• Problem description: Quote the entries word for word. Omit the pictures.

BEGIN Rows

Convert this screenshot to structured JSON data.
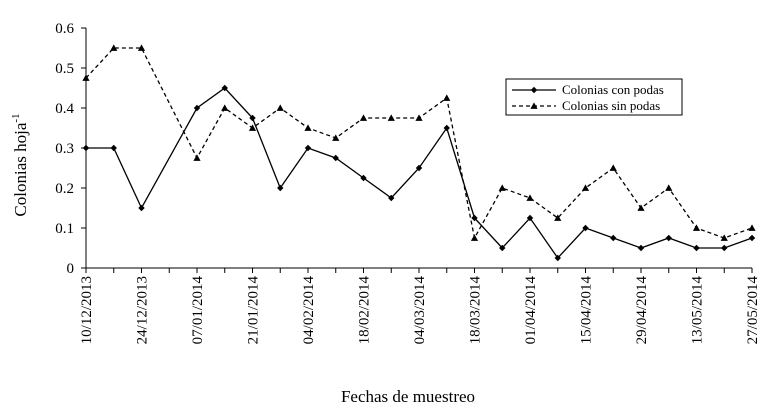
{
  "chart_data": {
    "type": "line",
    "title": "",
    "xlabel": "Fechas de muestreo",
    "ylabel": "Colonias hoja",
    "ylabel_superscript": "-1",
    "ylim": [
      0,
      0.6
    ],
    "yticks": [
      "0",
      "0.1",
      "0.2",
      "0.3",
      "0.4",
      "0.5",
      "0.6"
    ],
    "xtick_labels": [
      "10/12/2013",
      "24/12/2013",
      "07/01/2014",
      "21/01/2014",
      "04/02/2014",
      "18/02/2014",
      "04/03/2014",
      "18/03/2014",
      "01/04/2014",
      "15/04/2014",
      "29/04/2014",
      "13/05/2014",
      "27/05/2014"
    ],
    "x": [
      "10/12/2013",
      "17/12/2013",
      "24/12/2013",
      "31/12/2013",
      "07/01/2014",
      "14/01/2014",
      "21/01/2014",
      "28/01/2014",
      "04/02/2014",
      "11/02/2014",
      "18/02/2014",
      "25/02/2014",
      "04/03/2014",
      "11/03/2014",
      "18/03/2014",
      "25/03/2014",
      "01/04/2014",
      "08/04/2014",
      "15/04/2014",
      "22/04/2014",
      "29/04/2014",
      "06/05/2014",
      "13/05/2014",
      "20/05/2014",
      "27/05/2014"
    ],
    "series": [
      {
        "name": "Colonias con podas",
        "style": "solid",
        "marker": "diamond",
        "values": [
          0.3,
          0.3,
          0.15,
          null,
          0.4,
          0.45,
          0.375,
          0.2,
          0.3,
          0.275,
          0.225,
          0.175,
          0.25,
          0.35,
          0.125,
          0.05,
          0.125,
          0.025,
          0.1,
          0.075,
          0.05,
          0.075,
          0.05,
          0.05,
          0.075
        ]
      },
      {
        "name": "Colonias sin podas",
        "style": "dashed",
        "marker": "triangle",
        "values": [
          0.475,
          0.55,
          0.55,
          null,
          0.275,
          0.4,
          0.35,
          0.4,
          0.35,
          0.325,
          0.375,
          0.375,
          0.375,
          0.425,
          0.075,
          0.2,
          0.175,
          0.125,
          0.2,
          0.25,
          0.15,
          0.2,
          0.1,
          0.075,
          0.1
        ]
      }
    ],
    "legend_position": "top-right",
    "grid": false,
    "colors": {
      "line": "#000000",
      "background": "#ffffff"
    }
  }
}
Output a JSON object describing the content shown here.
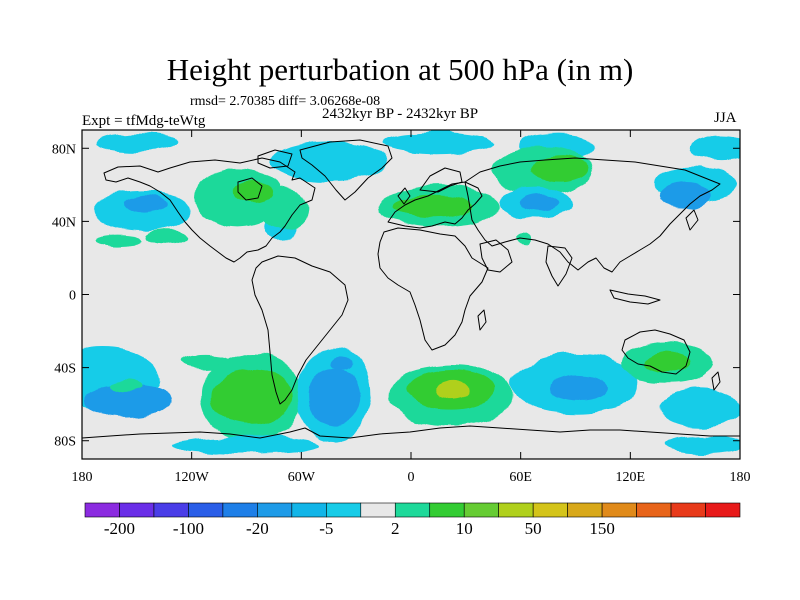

END Rows

• Answer to this problem:
Convert this screenshot to structured JSON data.
{
  "chart_data": {
    "type": "line",
    "title": "",
    "xlabel": "Fechas de muestreo",
    "ylabel": "Colonias hoja",
    "ylabel_superscript": "-1",
    "ylim": [
      0,
      0.6
    ],
    "yticks": [
      "0",
      "0.1",
      "0.2",
      "0.3",
      "0.4",
      "0.5",
      "0.6"
    ],
    "xtick_labels": [
      "10/12/2013",
      "24/12/2013",
      "07/01/2014",
      "21/01/2014",
      "04/02/2014",
      "18/02/2014",
      "04/03/2014",
      "18/03/2014",
      "01/04/2014",
      "15/04/2014",
      "29/04/2014",
      "13/05/2014",
      "27/05/2014"
    ],
    "x": [
      "10/12/2013",
      "17/12/2013",
      "24/12/2013",
      "31/12/2013",
      "07/01/2014",
      "14/01/2014",
      "21/01/2014",
      "28/01/2014",
      "04/02/2014",
      "11/02/2014",
      "18/02/2014",
      "25/02/2014",
      "04/03/2014",
      "11/03/2014",
      "18/03/2014",
      "25/03/2014",
      "01/04/2014",
      "08/04/2014",
      "15/04/2014",
      "22/04/2014",
      "29/04/2014",
      "06/05/2014",
      "13/05/2014",
      "20/05/2014",
      "27/05/2014"
    ],
    "series": [
      {
        "name": "Colonias con podas",
        "style": "solid",
        "marker": "diamond",
        "values": [
          0.3,
          0.3,
          0.15,
          null,
          0.4,
          0.45,
          0.375,
          0.2,
          0.3,
          0.275,
          0.225,
          0.175,
          0.25,
          0.35,
          0.125,
          0.05,
          0.125,
          0.025,
          0.1,
          0.075,
          0.05,
          0.075,
          0.05,
          0.05,
          0.075
        ]
      },
      {
        "name": "Colonias sin podas",
        "style": "dashed",
        "marker": "triangle",
        "values": [
          0.475,
          0.55,
          0.55,
          null,
          0.275,
          0.4,
          0.35,
          0.4,
          0.35,
          0.325,
          0.375,
          0.375,
          0.375,
          0.425,
          0.075,
          0.2,
          0.175,
          0.125,
          0.2,
          0.25,
          0.15,
          0.2,
          0.1,
          0.075,
          0.1
        ]
      }
    ],
    "legend_position": "top-right",
    "grid": false,
    "colors": {
      "line": "#000000",
      "background": "#ffffff"
    }
  }
}
Output a JSON object describing the content shown here.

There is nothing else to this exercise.